Reading passage –
The young man and woman put down their cappuccinos, he places the diamond ring on her finger and they look up and smile broadly as a camera shutter clicks. They embrace, then proudly admire the ring as they leave the store, hand-in-hand.
This was a once-in-a-lifetime experience for them. But for Robbins Bros., the “World’s Biggest Engagement Ring Store,” it’s a common occurrence.
The 10,000-sq.-ft. “superstore,” as Steve and Skip Robbins call it, opened in November 1995 in Fullerton, Cal., and the brothers expect to do between $3 million and $5 million in business in their first year. It is by far the largest store in the Robbins empire, which includes 11 other stores, all in Southern California malls and all bearing the name “Robbins Bros., The Engagement Ring Store.” Total revenue for the firm is expected to reach $16 million to $17 million for the current fiscal year.
Three years ago, The Engagement Ring Stores didn’t even exist. The brothers then operated a chain of 14 stores know as William Pitt Jewelers, stressing a concept of customer service they learned from their grandfather, Ben Tipp, and father, Eugene Robbins. Tipp operated a jewelry store in Seattle, Wash., and did annual business of $1.2 million in the 1920s, a lot of it on credit. The tradition of customer service continued when Eugene Robbins, Tipp’s son-in-law, moved to Southern California in the 1950s and bought a store in Pasadena that had been owned by William Pitt.
Like many industry youngsters, the brothers grew up in the store. “We took out trash and worked in the store every summer and every Christmas,” Skip says. “Our dad taught us two things. No. 1 was ethics and No. 2 was that when you’re on the way up, it’s not always straight up, not always a smooth ride.”

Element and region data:
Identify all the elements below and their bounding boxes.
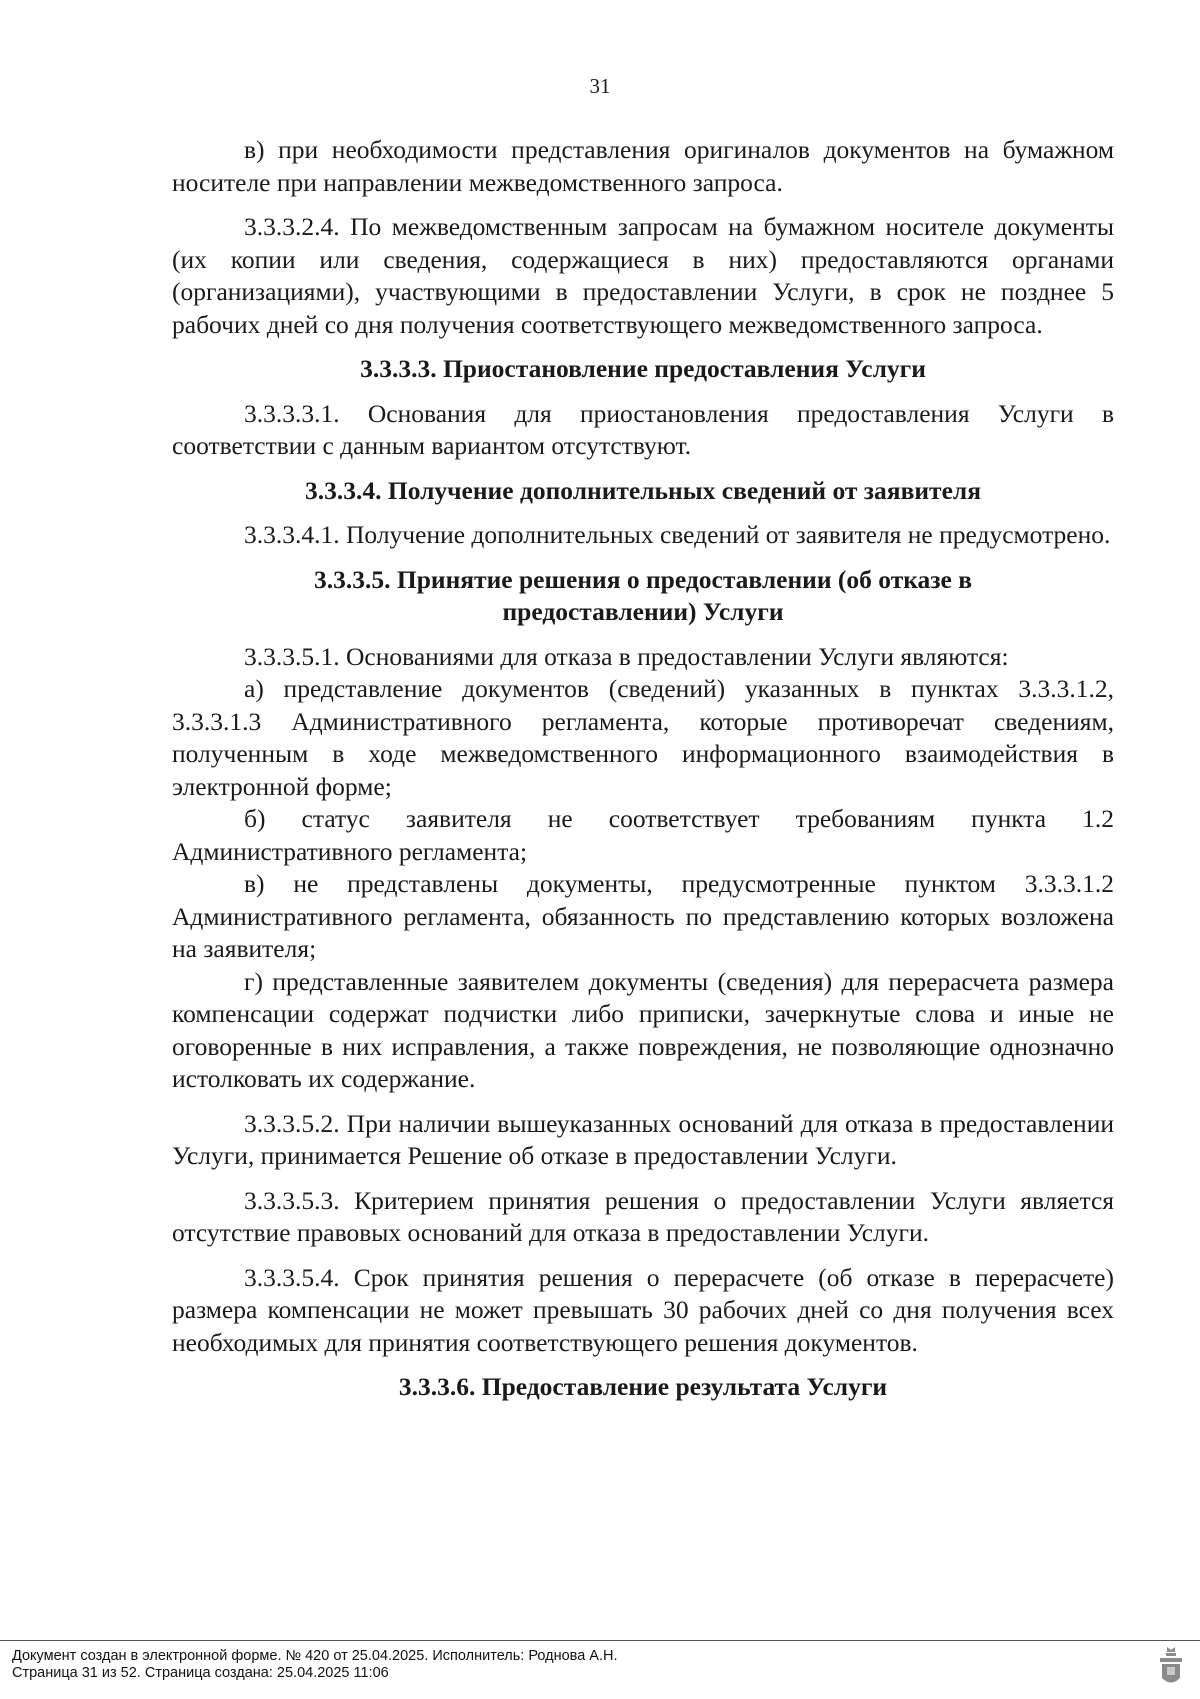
list-item: в) не представлены документы, предусмотренные пунктом 3.3.3.1.2 Административного регламента, обязанность по представлению которых возложена на заявителя; [172, 869, 1114, 963]
paragraph: в) при необходимости представления оригиналов документов на бумажном носителе при направлении межведомственного запроса. [172, 135, 1114, 197]
paragraph: 3.3.3.5.2. При наличии вышеуказанных оснований для отказа в предоставлении Услуги, принимается Решение об отказе в предоставлении Услуги. [172, 1108, 1114, 1170]
section-heading: 3.3.3.6. Предоставление результата Услуги [398, 1372, 888, 1401]
paragraph: 3.3.3.5.4. Срок принятия решения о перерасчете (об отказе в перерасчете) размера компенсации не может превышать 30 рабочих дней со дня получения всех необходимых для принятия соответствующего решения документов. [172, 1262, 1114, 1357]
section-heading: 3.3.3.3. Приостановление предоставления Услуги [360, 354, 926, 383]
list-item: а) представление документов (сведений) указанных в пунктах 3.3.3.1.2, 3.3.3.1.3 Административного регламента, которые противоречат сведениям, полученным в ходе межведомственного информационного взаимодействия в электронной форме; [172, 674, 1114, 801]
paragraph: 3.3.3.2.4. По межведомственным запросам на бумажном носителе документы (их копии или сведения, содержащиеся в них) предоставляются органами (организациями), участвующими в предоставлении Услуги, в срок не позднее 5 рабочих дней со дня получения соответствующего межведомственного запроса. [172, 212, 1114, 339]
section-heading: 3.3.3.4. Получение дополнительных сведений от заявителя [304, 475, 982, 505]
paragraph: 3.3.3.5.1. Основаниями для отказа в предоставлении Услуги являются: [244, 641, 1009, 671]
document-body [172, 134, 1114, 1404]
footer-line-page-info: Страница 31 из 52. Страница создана: 25.04.2025 11:06 [12, 1665, 389, 1681]
footer-line-document-info: Документ создан в электронной форме. № 420 от 25.04.2025. Исполнитель: Роднова А.Н. [12, 1648, 618, 1664]
footer-text [12, 1648, 618, 1682]
page-number: 31 [589, 74, 611, 98]
paragraph: 3.3.3.5.3. Критерием принятия решения о предоставлении Услуги является отсутствие правовых оснований для отказа в предоставлении Услуги. [172, 1185, 1114, 1247]
paragraph: 3.3.3.4.1. Получение дополнительных сведений от заявителя не предусмотрено. [244, 520, 1111, 549]
paragraph: 3.3.3.3.1. Основания для приостановления предоставления Услуги в соответствии с данным вариантом отсутствуют. [172, 398, 1114, 460]
coat-of-arms-icon [1158, 1645, 1184, 1693]
document-footer [0, 1640, 1200, 1699]
section-heading: 3.3.3.5. Принятие решения о предоставлении (об отказе в предоставлении) Услуги [313, 564, 972, 626]
list-item: г) представленные заявителем документы (сведения) для перерасчета размера компенсации содержат подчистки либо приписки, зачеркнутые слова и иные не оговоренные в них исправления, а также повреждения, не позволяющие однозначно истолковать их содержание. [172, 966, 1114, 1093]
list-item: б) статус заявителя не соответствует требованиям пункта 1.2 Административного регламента; [172, 804, 1114, 866]
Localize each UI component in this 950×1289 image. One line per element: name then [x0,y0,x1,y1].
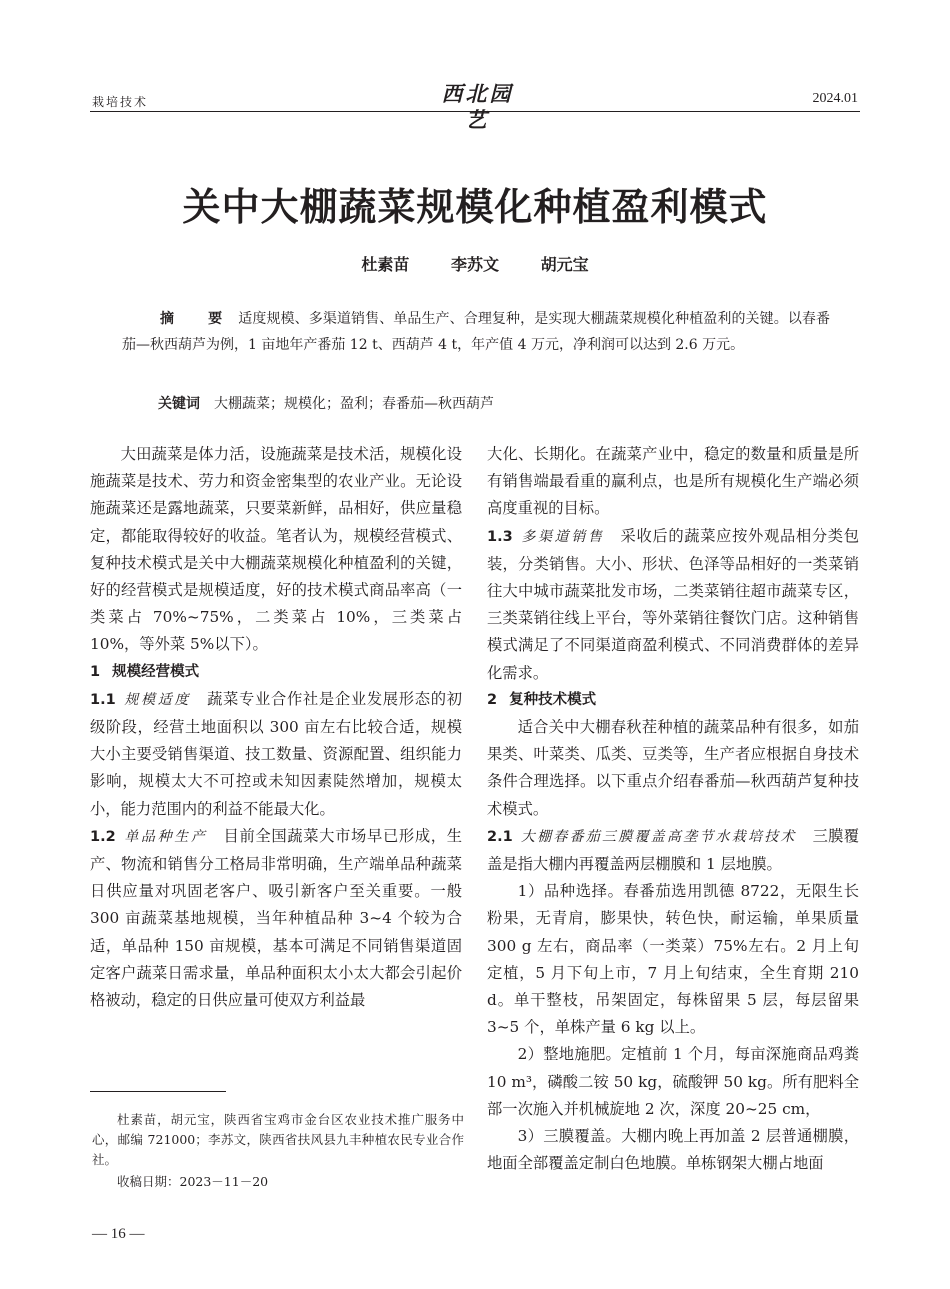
right-column [487,441,859,1177]
section-heading [487,687,859,714]
subsection-title: 规模适度 [123,691,192,708]
left-column [90,441,462,1014]
author-name: 胡元宝 [540,255,589,274]
body-paragraph: 1）品种选择。春番茄选用凯德 8722，无限生长粉果，无青肩，膨果快，转色快，耐运输，单果质量 300 g 左右，商品率（一类菜）75%左右。2 月上旬定植，5 月下旬上市，7 月上旬结束，全生育期 210 d。单干整枝，吊架固定，每株留果 5 层，每层留果 3~5 个，单株产量 6 kg 以上。 [487,882,859,1037]
section-paragraph: 适合关中大棚春秋茬种植的蔬菜品种有很多，如茄果类、叶菜类、瓜类、豆类等，生产者应根据自身技术条件合理选择。以下重点介绍春番茄—秋西葫芦复种技术模式。 [487,718,859,818]
footnote-divider [90,1091,226,1092]
keywords-label: 关键词 [158,396,200,412]
subsection-paragraph [90,686,462,823]
header-issue: 2024.01 [812,91,858,106]
subsection-title: 大棚春番茄三膜覆盖高垄节水栽培技术 [520,828,797,845]
section-title: 复种技术模式 [509,691,597,708]
header-divider [90,111,860,112]
section-number: 1 [90,663,101,680]
subsection-number: 1.3 [487,528,513,545]
body-paragraph: 3）三膜覆盖。大棚内晚上再加盖 2 层普通棚膜，地面全部覆盖定制白色地膜。单栋钢架大棚占地面 [487,1127,859,1173]
section-heading [90,659,462,686]
author-name: 李苏文 [450,255,499,274]
intro-paragraph: 大田蔬菜是体力活，设施蔬菜是技术活，规模化设施蔬菜是技术、劳力和资金密集型的农业产业。无论设施蔬菜还是露地蔬菜，只要菜新鲜，品相好，供应量稳定，都能取得较好的收益。笔者认为，规模经营模式、复种技术模式是关中大棚蔬菜规模化种植盈利的关键，好的经营模式是规模适度，好的技术模式商品率高（一类菜占 70%~75%，二类菜占 10%，三类菜占 10%，等外菜 5%以下）。 [90,445,462,654]
journal-logo: 西北园艺 [441,81,514,132]
continued-paragraph: 大化、长期化。在蔬菜产业中，稳定的数量和质量是所有销售端最看重的赢利点，也是所有规模化生产端必须高度重视的目标。 [487,445,859,518]
subsection-paragraph [487,823,859,878]
subsection-text: 蔬菜专业合作社是企业发展形态的初级阶段，经营土地面积以 300 亩左右比较合适，规模大小主要受销售渠道、技工数量、资源配置、组织能力影响，规模太大不可控或未知因素陡然增加，规模太小，能力范围内的利益不能最大化。 [90,689,462,818]
header-section-label: 栽培技术 [92,95,149,109]
received-date: 收稿日期：2023－11－20 [117,1174,269,1189]
subsection-text: 采收后的蔬菜应按外观品相分类包装，分类销售。大小、形状、色泽等品相好的一类菜销往大中城市蔬菜批发市场，二类菜销往超市蔬菜专区，三类菜销往线上平台，等外菜销往餐饮门店。这种销售模式满足了不同渠道商盈利模式、不同消费群体的差异化需求。 [487,526,859,682]
subsection-number: 2.1 [487,828,513,845]
abstract-label: 摘 要 [160,311,233,327]
keywords [158,391,838,417]
abstract-text: 适度规模、多渠道销售、单品生产、合理复种，是实现大棚蔬菜规模化种植盈利的关键。以春番茄—秋西葫芦为例，1 亩地年产番茄 12 t、西葫芦 4 t，年产值 4 万元，净利润可以达到 2.6 万元。 [122,311,831,353]
author-list [0,252,950,275]
article-title: 关中大棚蔬菜规模化种植盈利模式 [182,184,768,229]
section-number: 2 [487,691,498,708]
author-affiliation: 杜素苗，胡元宝，陕西省宝鸡市金台区农业技术推广服务中心，邮编 721000；李苏文，陕西省扶风县九丰种植农民专业合作社。 [92,1112,464,1167]
subsection-paragraph [487,523,859,687]
author-name: 杜素苗 [361,255,410,274]
section-title: 规模经营模式 [112,663,200,680]
page-number: — 16 — [92,1226,145,1242]
subsection-paragraph [90,823,462,1014]
keywords-text: 大棚蔬菜；规模化；盈利；春番茄—秋西葫芦 [214,396,494,412]
subsection-text: 目前全国蔬菜大市场早已形成，生产、物流和销售分工格局非常明确，生产端单品种蔬菜日供应量对巩固老客户、吸引新客户至关重要。一般 300 亩蔬菜基地规模，当年种植品种 3~4 个较为合适，单品种 150 亩规模，基本可满足不同销售渠道固定客户蔬菜日需求量，单品种面积太小太大都会引起价格被动，稳定的日供应量可使双方利益最 [90,826,462,1010]
subsection-number: 1.2 [90,828,116,845]
subsection-title: 多渠道销售 [520,528,605,545]
subsection-text: 三膜覆盖是指大棚内再覆盖两层棚膜和 1 层地膜。 [487,826,859,874]
subsection-number: 1.1 [90,691,116,708]
subsection-title: 单品种生产 [123,828,208,845]
footnote [92,1110,464,1192]
abstract [122,306,830,358]
body-paragraph: 2）整地施肥。定植前 1 个月，每亩深施商品鸡粪 10 m³，磷酸二铵 50 kg，硫酸钾 50 kg。所有肥料全部一次施入并机械旋地 2 次，深度 20~25 cm， [487,1045,859,1118]
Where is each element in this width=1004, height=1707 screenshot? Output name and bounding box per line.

What you need to do –
1. Return the passage of the Robbins Bros. article starting at "The young man" and ending at "the store, hand-in-hand.".
2. Answer these questions using the Robbins Bros. article.
(a) In what month and year did the superstore open?
(b) How many stores were in the William Pitt Jewelers chain the brothers operated?
(c) In which city did Ben Tipp operate a jewelry store?
3. Continue the Robbins Bros. article from the point where it stops.
The listing has no connection to the Robbins Bros. article.

Answers –
1.
The young man and woman put down their cappuccinos, he places the diamond ring on her finger and they look up and smile broadly as a camera shutter clicks. They embrace, then proudly admire the ring as they leave the store, hand-in-hand.

2.
(a) November 1995
(b) 14
(c) Seattle, Wash.

3.
The boys joined the business full time when their father became ill in the early 1970s. They bought the business from him within a few years and by the late ’70s had embarked on an expansion program, opening new stores in malls and shopping centers. “We were one of the first jewelry businesses to do this,” Steve says. “We had center court locations in each mall.” They advertised heavily on radio, using themselves as announcers to establish an identity with consumers.
Developing a niche: The number of jewelry stores in malls grew steadily and recession spread across the country. By 1990, the Southern California jewelry industry was suffering. Steve and Skip, who owned 14 stores at the time, decided their futures lay in a niche operation. The chose the bridal business.
The brothers traveled the country, examining other bridal specialists and talking with consultants. (They had good contacts. Both were active in Leading Jewelers Guild, with Steve serving as chairman and Skip as head of the marketing committee.) They developed a five-year strategic plan and spent many hours discussing the subject.
“We see the world the same way,” says Steve, 40. “We have a phenomenal relationship. Skip is more instinctive and I’m more analytical. But we arrive at the same conclusion.” Skip, 43, handles merchandising and marketing; Steve oversees operations, finance and personnel. They share strategy decisions equally.
On the way to establishing their niche, the brothers closed out all merchandise in the William Pitt stores, using mostly radio to advertise the sale. Then they reopened all but three of the stores under the new identity.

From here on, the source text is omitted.